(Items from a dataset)
□ □ □ □

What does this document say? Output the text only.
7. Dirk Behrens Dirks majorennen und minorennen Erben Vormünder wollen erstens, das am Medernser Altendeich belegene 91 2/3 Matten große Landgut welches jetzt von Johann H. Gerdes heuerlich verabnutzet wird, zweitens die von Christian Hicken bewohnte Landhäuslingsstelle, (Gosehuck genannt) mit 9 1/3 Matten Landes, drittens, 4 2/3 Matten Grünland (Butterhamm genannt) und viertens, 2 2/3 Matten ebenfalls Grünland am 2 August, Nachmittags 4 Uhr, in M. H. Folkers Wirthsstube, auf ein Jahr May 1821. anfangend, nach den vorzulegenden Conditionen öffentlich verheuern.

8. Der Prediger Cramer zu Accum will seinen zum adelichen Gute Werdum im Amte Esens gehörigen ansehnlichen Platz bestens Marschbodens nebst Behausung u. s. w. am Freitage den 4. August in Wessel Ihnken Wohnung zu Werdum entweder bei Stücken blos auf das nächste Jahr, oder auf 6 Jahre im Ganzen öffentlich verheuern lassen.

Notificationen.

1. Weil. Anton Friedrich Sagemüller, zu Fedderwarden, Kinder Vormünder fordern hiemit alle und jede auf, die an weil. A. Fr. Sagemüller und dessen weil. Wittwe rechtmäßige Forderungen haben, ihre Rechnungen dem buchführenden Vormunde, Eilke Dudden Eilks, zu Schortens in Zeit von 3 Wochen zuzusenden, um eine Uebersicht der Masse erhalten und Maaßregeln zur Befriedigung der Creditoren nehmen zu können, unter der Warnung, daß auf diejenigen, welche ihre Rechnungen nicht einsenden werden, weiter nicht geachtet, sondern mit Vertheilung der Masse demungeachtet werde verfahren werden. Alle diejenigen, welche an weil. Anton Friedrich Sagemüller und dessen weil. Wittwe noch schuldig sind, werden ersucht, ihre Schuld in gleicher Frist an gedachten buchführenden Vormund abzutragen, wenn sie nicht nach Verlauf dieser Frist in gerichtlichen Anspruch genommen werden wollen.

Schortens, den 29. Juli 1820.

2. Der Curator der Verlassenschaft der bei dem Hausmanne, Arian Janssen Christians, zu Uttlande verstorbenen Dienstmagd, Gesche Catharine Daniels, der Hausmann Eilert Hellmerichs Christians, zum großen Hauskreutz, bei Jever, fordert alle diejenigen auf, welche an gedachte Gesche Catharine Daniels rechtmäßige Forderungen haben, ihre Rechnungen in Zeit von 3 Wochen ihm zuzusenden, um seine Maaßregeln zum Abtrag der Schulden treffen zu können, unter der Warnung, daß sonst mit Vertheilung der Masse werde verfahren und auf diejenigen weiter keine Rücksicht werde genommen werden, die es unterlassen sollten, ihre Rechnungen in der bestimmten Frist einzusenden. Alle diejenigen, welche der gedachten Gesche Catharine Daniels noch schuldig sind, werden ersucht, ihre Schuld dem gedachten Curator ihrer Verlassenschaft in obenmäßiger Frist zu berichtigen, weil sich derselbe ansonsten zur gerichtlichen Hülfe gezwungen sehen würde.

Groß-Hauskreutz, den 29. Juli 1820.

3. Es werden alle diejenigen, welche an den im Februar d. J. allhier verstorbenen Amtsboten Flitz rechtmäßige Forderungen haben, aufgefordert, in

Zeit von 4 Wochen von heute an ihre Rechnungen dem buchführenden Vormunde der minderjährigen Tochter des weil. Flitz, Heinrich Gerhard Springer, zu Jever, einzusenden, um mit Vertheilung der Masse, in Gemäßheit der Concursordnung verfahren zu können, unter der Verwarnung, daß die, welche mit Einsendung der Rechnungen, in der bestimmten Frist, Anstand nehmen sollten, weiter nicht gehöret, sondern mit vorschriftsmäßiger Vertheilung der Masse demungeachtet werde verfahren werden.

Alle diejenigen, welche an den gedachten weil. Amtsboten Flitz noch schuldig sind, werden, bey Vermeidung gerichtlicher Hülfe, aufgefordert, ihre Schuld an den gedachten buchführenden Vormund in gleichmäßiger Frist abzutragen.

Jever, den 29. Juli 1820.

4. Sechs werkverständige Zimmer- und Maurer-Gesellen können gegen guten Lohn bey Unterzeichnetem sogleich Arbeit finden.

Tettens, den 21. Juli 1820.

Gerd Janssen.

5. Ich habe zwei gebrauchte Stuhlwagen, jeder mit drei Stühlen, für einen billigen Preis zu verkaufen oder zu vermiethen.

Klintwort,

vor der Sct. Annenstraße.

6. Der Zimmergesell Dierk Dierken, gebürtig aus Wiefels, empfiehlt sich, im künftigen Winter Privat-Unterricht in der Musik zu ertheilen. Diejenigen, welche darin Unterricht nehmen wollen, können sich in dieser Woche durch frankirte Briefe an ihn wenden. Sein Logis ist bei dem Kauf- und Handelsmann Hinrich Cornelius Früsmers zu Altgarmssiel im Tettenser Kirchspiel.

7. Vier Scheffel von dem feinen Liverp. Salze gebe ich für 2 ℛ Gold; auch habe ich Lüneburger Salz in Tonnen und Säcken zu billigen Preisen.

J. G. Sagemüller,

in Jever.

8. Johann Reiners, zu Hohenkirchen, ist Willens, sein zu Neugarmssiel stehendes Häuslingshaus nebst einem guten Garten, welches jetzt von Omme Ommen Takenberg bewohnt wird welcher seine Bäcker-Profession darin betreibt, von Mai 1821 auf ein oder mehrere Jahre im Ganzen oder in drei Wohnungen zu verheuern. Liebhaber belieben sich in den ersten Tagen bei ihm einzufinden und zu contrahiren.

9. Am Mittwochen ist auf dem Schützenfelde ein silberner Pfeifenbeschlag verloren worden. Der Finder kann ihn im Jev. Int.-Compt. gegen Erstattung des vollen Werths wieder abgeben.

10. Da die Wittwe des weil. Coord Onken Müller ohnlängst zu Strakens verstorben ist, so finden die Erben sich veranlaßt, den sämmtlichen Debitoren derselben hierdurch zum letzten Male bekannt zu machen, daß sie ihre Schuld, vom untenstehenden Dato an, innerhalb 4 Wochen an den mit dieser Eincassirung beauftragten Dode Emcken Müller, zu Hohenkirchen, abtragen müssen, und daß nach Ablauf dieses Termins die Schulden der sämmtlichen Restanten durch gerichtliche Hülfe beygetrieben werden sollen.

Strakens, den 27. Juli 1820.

□ □ □ □

> _WHAT YOU NEED TO DO_:
Reproduce every line of the records containing the string "Juli".

> _EXPECTED ANSWER_:
Schortens, den 29. Juli 1820.
Groß-Hauskreutz, den 29. Juli 1820.
Jever, den 29. Juli 1820.
Tettens, den 21. Juli 1820.
Strakens, den 27. Juli 1820.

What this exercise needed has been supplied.